| Set problem |
From the data that follows, report how many lines hold the string "video", giving only the number.

| Supplied data |
-------------------------

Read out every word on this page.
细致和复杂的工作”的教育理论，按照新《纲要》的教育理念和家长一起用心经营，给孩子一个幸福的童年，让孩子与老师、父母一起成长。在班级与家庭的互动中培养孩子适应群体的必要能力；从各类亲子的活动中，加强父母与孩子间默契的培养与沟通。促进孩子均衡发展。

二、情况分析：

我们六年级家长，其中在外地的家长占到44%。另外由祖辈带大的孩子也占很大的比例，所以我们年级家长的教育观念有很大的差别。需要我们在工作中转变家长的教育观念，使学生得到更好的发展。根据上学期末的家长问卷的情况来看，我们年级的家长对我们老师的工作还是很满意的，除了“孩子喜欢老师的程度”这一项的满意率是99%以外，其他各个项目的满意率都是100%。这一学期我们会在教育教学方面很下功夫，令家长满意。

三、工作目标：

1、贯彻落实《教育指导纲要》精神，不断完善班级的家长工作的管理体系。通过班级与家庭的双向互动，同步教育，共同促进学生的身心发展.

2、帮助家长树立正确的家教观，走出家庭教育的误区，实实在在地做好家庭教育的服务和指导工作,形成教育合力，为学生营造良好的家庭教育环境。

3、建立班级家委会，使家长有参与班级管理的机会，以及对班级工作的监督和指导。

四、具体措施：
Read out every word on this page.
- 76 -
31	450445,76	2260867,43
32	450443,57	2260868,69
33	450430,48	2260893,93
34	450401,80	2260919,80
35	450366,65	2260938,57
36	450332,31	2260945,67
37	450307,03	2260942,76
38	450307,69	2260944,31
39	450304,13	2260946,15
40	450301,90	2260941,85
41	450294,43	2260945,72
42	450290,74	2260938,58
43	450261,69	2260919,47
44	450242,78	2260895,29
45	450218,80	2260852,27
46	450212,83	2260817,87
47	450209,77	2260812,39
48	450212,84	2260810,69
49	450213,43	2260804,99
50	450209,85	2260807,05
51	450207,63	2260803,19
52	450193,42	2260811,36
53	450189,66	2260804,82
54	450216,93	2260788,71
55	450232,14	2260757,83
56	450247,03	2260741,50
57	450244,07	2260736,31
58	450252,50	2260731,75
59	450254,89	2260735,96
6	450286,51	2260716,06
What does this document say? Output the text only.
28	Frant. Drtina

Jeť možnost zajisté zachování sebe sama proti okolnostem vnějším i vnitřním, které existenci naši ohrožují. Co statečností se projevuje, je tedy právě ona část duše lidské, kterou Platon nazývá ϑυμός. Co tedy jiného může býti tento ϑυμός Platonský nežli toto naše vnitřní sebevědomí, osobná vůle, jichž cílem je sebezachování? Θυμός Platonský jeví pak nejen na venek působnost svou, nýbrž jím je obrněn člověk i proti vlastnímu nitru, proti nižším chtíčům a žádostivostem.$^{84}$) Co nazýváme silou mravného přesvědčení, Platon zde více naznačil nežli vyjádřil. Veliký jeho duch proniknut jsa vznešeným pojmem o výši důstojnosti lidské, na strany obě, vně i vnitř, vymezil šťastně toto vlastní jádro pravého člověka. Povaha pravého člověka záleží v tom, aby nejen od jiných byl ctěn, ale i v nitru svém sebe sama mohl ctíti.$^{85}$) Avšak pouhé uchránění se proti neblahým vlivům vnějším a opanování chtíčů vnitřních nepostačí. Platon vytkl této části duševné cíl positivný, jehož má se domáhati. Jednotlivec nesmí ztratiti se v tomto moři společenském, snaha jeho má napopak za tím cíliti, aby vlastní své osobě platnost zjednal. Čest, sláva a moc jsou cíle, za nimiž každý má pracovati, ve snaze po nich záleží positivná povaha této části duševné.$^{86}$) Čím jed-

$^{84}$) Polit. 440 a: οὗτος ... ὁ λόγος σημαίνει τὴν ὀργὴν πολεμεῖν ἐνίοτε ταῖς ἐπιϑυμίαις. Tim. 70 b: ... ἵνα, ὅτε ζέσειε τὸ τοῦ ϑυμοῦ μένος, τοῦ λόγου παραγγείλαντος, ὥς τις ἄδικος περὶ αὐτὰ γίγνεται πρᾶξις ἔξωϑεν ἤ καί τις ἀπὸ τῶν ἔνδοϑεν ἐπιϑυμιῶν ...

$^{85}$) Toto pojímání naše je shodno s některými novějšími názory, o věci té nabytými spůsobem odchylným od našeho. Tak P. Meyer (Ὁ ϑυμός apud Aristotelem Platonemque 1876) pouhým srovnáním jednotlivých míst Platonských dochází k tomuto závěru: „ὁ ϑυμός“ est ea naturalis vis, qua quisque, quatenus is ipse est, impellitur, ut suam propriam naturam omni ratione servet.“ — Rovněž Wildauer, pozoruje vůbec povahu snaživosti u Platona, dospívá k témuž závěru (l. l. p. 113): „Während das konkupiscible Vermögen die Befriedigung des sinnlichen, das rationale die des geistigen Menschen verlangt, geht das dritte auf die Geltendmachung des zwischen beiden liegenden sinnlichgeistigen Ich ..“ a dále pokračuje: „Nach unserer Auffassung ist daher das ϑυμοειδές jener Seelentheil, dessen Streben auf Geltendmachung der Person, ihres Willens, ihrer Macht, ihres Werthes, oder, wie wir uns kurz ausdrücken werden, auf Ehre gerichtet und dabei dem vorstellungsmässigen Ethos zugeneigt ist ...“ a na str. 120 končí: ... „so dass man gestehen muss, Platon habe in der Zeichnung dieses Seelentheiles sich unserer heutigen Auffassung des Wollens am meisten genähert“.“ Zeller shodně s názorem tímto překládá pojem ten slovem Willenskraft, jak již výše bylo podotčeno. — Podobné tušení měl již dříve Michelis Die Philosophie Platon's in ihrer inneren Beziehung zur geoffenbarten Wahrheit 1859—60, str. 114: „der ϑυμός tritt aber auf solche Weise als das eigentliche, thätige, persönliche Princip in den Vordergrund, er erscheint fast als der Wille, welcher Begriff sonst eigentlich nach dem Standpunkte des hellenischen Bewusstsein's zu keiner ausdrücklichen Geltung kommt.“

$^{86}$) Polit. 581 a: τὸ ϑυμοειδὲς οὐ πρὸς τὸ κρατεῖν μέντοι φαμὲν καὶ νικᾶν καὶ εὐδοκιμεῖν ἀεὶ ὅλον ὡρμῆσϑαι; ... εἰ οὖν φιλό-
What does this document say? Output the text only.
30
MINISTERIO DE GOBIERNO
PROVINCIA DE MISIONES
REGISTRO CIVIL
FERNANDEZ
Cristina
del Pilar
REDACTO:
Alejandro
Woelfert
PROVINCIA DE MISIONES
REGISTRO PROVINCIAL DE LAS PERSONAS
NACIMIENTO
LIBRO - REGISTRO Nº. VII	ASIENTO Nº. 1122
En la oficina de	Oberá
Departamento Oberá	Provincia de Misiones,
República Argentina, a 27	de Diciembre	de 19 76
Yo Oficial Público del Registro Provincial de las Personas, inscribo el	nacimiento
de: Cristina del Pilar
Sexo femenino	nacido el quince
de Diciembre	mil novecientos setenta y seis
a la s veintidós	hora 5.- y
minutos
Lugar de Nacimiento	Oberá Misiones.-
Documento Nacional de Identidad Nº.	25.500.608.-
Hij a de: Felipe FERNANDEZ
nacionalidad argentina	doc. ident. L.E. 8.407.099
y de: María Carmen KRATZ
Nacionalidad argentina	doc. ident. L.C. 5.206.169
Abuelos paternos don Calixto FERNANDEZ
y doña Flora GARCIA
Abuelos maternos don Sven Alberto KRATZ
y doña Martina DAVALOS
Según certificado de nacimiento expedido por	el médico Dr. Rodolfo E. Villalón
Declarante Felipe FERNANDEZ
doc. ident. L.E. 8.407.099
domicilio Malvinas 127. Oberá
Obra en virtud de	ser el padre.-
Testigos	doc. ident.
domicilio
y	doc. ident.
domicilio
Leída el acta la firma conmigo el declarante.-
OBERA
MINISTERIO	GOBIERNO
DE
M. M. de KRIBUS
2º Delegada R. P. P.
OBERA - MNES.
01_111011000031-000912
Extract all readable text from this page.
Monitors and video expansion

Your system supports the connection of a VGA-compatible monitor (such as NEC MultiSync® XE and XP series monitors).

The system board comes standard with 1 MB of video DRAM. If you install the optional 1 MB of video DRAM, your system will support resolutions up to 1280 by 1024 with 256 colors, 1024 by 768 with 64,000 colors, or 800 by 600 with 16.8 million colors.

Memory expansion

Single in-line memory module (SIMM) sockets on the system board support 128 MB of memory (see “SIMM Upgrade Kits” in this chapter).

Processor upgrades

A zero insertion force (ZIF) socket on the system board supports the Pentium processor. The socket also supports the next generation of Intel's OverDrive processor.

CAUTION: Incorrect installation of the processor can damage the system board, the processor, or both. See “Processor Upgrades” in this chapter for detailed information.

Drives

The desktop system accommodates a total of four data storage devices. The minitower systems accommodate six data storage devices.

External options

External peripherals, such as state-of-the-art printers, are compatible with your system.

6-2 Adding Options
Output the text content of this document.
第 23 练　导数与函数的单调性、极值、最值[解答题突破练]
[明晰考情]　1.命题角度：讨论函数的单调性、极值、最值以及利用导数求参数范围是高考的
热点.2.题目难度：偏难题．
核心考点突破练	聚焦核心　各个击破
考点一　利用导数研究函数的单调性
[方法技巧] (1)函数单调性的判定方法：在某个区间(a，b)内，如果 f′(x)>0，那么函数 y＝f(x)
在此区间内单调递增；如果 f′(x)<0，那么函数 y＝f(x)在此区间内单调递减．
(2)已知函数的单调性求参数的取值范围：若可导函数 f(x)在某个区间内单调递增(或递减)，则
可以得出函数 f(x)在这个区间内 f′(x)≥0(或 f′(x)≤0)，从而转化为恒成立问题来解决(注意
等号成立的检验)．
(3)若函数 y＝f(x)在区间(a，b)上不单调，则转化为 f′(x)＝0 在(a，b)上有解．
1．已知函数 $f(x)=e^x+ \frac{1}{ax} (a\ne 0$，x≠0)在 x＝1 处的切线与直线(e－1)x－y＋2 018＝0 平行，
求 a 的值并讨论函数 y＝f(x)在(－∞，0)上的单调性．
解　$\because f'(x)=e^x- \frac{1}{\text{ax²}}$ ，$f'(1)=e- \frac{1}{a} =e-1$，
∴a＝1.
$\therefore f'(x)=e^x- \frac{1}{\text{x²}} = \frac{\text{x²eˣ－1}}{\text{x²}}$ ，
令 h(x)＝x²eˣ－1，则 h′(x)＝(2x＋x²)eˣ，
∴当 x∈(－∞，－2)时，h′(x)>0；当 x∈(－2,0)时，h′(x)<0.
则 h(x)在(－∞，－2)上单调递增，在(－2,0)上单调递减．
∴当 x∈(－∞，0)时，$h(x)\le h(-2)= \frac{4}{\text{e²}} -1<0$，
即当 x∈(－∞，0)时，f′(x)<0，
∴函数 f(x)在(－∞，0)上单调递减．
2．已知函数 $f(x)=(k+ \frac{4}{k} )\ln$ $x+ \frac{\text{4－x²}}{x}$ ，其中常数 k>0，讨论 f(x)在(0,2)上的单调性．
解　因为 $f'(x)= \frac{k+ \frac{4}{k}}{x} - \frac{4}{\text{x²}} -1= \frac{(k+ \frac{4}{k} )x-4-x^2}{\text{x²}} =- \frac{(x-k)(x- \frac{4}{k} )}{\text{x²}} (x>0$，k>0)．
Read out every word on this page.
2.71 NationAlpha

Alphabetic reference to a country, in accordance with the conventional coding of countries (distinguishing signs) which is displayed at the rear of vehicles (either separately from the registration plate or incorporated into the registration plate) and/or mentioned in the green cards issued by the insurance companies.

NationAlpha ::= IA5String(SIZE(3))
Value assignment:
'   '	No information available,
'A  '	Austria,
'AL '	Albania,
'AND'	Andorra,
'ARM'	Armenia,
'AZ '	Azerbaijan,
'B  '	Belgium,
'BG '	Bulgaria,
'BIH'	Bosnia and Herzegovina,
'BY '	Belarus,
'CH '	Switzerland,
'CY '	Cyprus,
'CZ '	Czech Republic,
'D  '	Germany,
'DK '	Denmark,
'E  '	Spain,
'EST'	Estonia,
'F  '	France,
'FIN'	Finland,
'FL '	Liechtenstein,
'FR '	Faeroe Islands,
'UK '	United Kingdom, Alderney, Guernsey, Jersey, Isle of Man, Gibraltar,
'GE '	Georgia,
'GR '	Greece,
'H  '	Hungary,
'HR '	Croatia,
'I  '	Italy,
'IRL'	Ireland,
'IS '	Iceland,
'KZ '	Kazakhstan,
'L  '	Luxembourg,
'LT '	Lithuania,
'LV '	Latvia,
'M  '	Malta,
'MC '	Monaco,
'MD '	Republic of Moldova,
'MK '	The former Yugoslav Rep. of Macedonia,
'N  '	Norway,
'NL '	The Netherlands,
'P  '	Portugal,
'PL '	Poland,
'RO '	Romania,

-------------------------

| Expected answer |
2